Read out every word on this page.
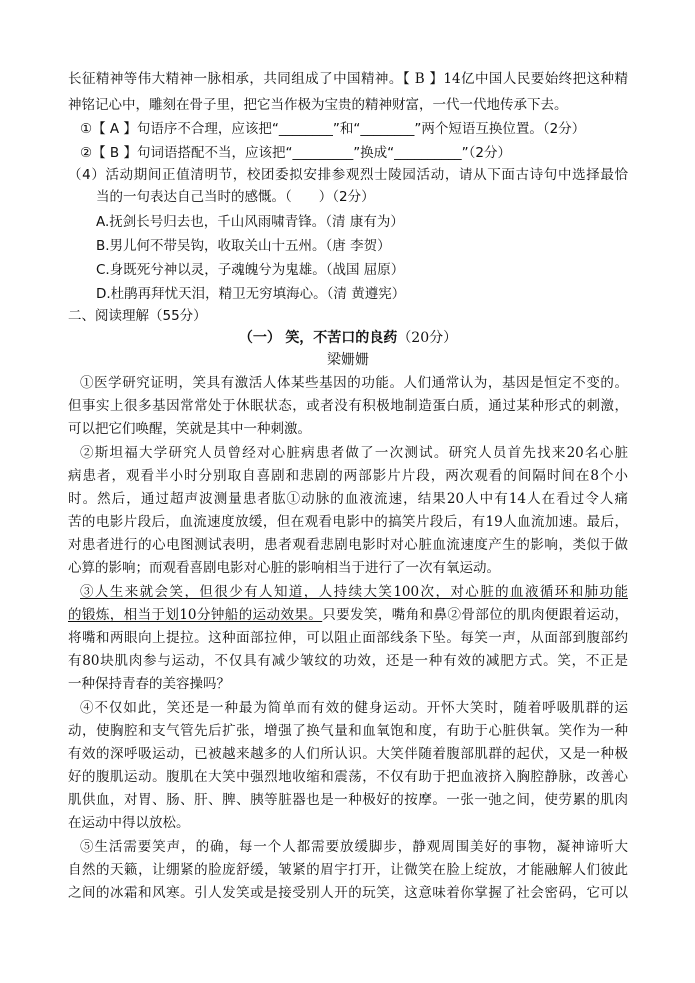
长征精神等伟大精神一脉相承，共同组成了中国精神。【 B 】14亿中国人民要始终把这种精
神铭记心中，雕刻在骨子里，把它当作极为宝贵的精神财富，一代一代地传承下去。
①【 A 】句语序不合理，应该把“________”和“________”两个短语互换位置。（2分）
②【 B 】句词语搭配不当，应该把“_________”换成“__________”（2分）
（4）活动期间正值清明节，校团委拟安排参观烈士陵园活动，请从下面古诗句中选择最恰
当的一句表达自己当时的感慨。（　　）（2分）
A.抚剑长号归去也，千山风雨啸青锋。（清 康有为）
B.男儿何不带吴钩，收取关山十五州。（唐 李贺）
C.身既死兮神以灵，子魂魄兮为鬼雄。（战国 屈原）
D.杜鹃再拜忧天泪，精卫无穷填海心。（清 黄遵宪）
二、阅读理解（55分）
（一） 笑，不苦口的良药（20分）
梁姗姗
①医学研究证明，笑具有激活人体某些基因的功能。人们通常认为，基因是恒定不变的。
但事实上很多基因常常处于休眠状态，或者没有积极地制造蛋白质，通过某种形式的刺激，
可以把它们唤醒，笑就是其中一种刺激。
②斯坦福大学研究人员曾经对心脏病患者做了一次测试。研究人员首先找来20名心脏
病患者，观看半小时分别取自喜剧和悲剧的两部影片片段，两次观看的间隔时间在8个小
时。然后，通过超声波测量患者肱①动脉的血液流速，结果20人中有14人在看过令人痛
苦的电影片段后，血流速度放缓，但在观看电影中的搞笑片段后，有19人血流加速。最后，
对患者进行的心电图测试表明，患者观看悲剧电影时对心脏血流速度产生的影响，类似于做
心算的影响；而观看喜剧电影对心脏的影响相当于进行了一次有氧运动。
③人生来就会笑，但很少有人知道，人持续大笑100次，对心脏的血液循环和肺功能
的锻炼，相当于划10分钟船的运动效果。只要发笑，嘴角和鼻②骨部位的肌肉便跟着运动，
将嘴和两眼向上提拉。这种面部拉伸，可以阻止面部线条下坠。每笑一声，从面部到腹部约
有80块肌肉参与运动，不仅具有减少皱纹的功效，还是一种有效的减肥方式。笑，不正是
一种保持青春的美容操吗？
④不仅如此，笑还是一种最为简单而有效的健身运动。开怀大笑时，随着呼吸肌群的运
动，使胸腔和支气管先后扩张，增强了换气量和血氧饱和度，有助于心脏供氧。笑作为一种
有效的深呼吸运动，已被越来越多的人们所认识。大笑伴随着腹部肌群的起伏，又是一种极
好的腹肌运动。腹肌在大笑中强烈地收缩和震荡，不仅有助于把血液挤入胸腔静脉，改善心
肌供血，对胃、肠、肝、脾、胰等脏器也是一种极好的按摩。一张一弛之间，使劳累的肌肉
在运动中得以放松。
⑤生活需要笑声，的确，每一个人都需要放缓脚步，静观周围美好的事物，凝神谛听大
自然的天籁，让绷紧的脸庞舒缓，皱紧的眉宇打开，让微笑在脸上绽放，才能融解人们彼此
之间的冰霜和风寒。引人发笑或是接受别人开的玩笑，这意味着你掌握了社会密码，它可以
━━━━━━━━━━━━━━━━━━━━━━━━━━━━━━
■ **WHAT THE EXERCISE ASKS**: Omit the pictures and restate the rest of the records verbatim.

■ **RESULT**:
Read out every word on this page.
长征精神等伟大精神一脉相承，共同组成了中国精神。【 B 】14亿中国人民要始终把这种精
神铭记心中，雕刻在骨子里，把它当作极为宝贵的精神财富，一代一代地传承下去。
①【 A 】句语序不合理，应该把“________”和“________”两个短语互换位置。（2分）
②【 B 】句词语搭配不当，应该把“_________”换成“__________”（2分）
（4）活动期间正值清明节，校团委拟安排参观烈士陵园活动，请从下面古诗句中选择最恰
当的一句表达自己当时的感慨。（　　）（2分）
A.抚剑长号归去也，千山风雨啸青锋。（清 康有为）
B.男儿何不带吴钩，收取关山十五州。（唐 李贺）
C.身既死兮神以灵，子魂魄兮为鬼雄。（战国 屈原）
D.杜鹃再拜忧天泪，精卫无穷填海心。（清 黄遵宪）
二、阅读理解（55分）
（一） 笑，不苦口的良药（20分）
梁姗姗
①医学研究证明，笑具有激活人体某些基因的功能。人们通常认为，基因是恒定不变的。
但事实上很多基因常常处于休眠状态，或者没有积极地制造蛋白质，通过某种形式的刺激，
可以把它们唤醒，笑就是其中一种刺激。
②斯坦福大学研究人员曾经对心脏病患者做了一次测试。研究人员首先找来20名心脏
病患者，观看半小时分别取自喜剧和悲剧的两部影片片段，两次观看的间隔时间在8个小
时。然后，通过超声波测量患者肱①动脉的血液流速，结果20人中有14人在看过令人痛
苦的电影片段后，血流速度放缓，但在观看电影中的搞笑片段后，有19人血流加速。最后，
对患者进行的心电图测试表明，患者观看悲剧电影时对心脏血流速度产生的影响，类似于做
心算的影响；而观看喜剧电影对心脏的影响相当于进行了一次有氧运动。
③人生来就会笑，但很少有人知道，人持续大笑100次，对心脏的血液循环和肺功能
的锻炼，相当于划10分钟船的运动效果。只要发笑，嘴角和鼻②骨部位的肌肉便跟着运动，
将嘴和两眼向上提拉。这种面部拉伸，可以阻止面部线条下坠。每笑一声，从面部到腹部约
有80块肌肉参与运动，不仅具有减少皱纹的功效，还是一种有效的减肥方式。笑，不正是
一种保持青春的美容操吗？
④不仅如此，笑还是一种最为简单而有效的健身运动。开怀大笑时，随着呼吸肌群的运
动，使胸腔和支气管先后扩张，增强了换气量和血氧饱和度，有助于心脏供氧。笑作为一种
有效的深呼吸运动，已被越来越多的人们所认识。大笑伴随着腹部肌群的起伏，又是一种极
好的腹肌运动。腹肌在大笑中强烈地收缩和震荡，不仅有助于把血液挤入胸腔静脉，改善心
肌供血，对胃、肠、肝、脾、胰等脏器也是一种极好的按摩。一张一弛之间，使劳累的肌肉
在运动中得以放松。
⑤生活需要笑声，的确，每一个人都需要放缓脚步，静观周围美好的事物，凝神谛听大
自然的天籁，让绷紧的脸庞舒缓，皱紧的眉宇打开，让微笑在脸上绽放，才能融解人们彼此
之间的冰霜和风寒。引人发笑或是接受别人开的玩笑，这意味着你掌握了社会密码，它可以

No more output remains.